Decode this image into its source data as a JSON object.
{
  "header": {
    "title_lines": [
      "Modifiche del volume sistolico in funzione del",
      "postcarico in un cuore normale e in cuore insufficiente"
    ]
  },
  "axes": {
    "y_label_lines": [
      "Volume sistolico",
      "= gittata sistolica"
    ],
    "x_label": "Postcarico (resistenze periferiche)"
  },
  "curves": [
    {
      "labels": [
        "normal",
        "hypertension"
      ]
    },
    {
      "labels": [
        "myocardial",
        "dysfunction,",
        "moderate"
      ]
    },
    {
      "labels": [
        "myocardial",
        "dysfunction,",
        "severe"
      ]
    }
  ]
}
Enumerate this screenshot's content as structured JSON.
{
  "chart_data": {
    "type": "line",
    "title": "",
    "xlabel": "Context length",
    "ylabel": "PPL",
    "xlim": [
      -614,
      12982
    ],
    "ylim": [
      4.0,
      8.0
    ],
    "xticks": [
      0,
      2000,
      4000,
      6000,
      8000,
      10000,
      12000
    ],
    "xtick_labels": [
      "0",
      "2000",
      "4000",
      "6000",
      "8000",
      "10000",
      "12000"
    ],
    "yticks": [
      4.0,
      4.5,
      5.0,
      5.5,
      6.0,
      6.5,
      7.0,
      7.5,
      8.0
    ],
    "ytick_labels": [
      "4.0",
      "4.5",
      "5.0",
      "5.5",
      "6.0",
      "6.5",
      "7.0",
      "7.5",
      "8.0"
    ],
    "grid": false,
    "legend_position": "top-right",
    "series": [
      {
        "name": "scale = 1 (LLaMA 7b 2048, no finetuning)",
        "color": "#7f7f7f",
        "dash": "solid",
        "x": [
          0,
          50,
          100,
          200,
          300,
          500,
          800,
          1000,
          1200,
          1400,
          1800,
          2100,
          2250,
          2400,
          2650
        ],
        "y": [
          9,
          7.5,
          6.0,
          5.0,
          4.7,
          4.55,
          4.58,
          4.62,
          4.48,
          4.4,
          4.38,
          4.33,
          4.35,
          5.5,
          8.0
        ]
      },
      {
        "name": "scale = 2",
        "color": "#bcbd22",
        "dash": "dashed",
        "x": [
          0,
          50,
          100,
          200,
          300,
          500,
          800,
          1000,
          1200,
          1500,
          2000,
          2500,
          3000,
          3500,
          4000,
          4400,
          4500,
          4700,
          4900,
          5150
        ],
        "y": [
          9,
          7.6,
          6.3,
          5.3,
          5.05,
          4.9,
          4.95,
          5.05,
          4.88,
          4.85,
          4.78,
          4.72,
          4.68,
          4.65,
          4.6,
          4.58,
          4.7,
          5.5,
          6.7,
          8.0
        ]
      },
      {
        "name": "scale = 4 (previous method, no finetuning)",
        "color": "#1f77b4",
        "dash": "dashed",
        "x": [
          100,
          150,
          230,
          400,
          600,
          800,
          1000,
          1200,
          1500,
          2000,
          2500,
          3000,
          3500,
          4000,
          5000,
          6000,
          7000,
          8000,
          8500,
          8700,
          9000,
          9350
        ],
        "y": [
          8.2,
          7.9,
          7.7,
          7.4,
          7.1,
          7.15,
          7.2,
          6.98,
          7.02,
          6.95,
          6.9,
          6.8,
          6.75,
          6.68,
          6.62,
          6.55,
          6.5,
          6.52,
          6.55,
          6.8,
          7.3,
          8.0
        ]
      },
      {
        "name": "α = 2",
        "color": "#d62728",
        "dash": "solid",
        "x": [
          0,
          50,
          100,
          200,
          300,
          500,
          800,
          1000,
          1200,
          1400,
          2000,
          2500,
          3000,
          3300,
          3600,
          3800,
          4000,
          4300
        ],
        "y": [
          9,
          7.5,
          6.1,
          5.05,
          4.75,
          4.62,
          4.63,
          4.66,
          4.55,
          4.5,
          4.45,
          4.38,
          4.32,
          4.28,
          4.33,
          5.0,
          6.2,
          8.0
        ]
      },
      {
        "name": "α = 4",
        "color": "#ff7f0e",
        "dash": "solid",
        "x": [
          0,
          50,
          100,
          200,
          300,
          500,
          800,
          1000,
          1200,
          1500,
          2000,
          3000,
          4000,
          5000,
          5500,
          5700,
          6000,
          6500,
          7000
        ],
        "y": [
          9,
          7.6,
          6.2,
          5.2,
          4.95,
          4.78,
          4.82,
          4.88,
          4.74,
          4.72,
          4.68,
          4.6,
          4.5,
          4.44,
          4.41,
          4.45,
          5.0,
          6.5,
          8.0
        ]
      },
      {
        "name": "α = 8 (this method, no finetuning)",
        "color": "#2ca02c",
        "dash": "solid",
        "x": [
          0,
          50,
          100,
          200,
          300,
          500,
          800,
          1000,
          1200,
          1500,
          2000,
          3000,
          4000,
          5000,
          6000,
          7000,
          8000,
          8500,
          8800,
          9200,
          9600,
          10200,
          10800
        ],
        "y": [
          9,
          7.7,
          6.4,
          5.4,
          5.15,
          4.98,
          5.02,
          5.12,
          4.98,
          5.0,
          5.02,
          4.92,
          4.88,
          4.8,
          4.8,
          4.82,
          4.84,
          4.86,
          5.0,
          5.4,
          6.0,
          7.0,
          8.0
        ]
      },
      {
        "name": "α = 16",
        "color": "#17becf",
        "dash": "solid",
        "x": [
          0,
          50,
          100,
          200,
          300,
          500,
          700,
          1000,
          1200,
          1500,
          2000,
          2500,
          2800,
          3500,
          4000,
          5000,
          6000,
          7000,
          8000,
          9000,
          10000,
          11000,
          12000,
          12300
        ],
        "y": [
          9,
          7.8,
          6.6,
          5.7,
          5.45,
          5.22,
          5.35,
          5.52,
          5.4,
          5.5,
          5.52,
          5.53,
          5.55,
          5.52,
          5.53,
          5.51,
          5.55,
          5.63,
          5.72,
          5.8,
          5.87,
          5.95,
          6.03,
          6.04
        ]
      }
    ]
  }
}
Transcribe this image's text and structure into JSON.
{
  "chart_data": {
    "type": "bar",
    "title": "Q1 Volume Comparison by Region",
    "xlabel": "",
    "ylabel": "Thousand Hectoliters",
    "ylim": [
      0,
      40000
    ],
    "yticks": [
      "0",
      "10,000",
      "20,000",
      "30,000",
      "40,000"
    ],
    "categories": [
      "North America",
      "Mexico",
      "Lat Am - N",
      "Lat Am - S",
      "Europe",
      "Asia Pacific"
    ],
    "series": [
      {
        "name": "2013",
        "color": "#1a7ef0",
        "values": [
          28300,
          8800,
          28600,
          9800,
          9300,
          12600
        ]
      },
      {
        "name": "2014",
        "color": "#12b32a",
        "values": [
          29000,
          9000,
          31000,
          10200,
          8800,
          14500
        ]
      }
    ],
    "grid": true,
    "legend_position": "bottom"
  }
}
------------------------------------------------
Requirements
Copy down every line of the entries containing the word "finetuning".

Output below
        "name": "scale = 1 (LLaMA 7b 2048, no finetuning)",
        "name": "scale = 4 (previous method, no finetuning)",
        "name": "α = 8 (this method, no finetuning)",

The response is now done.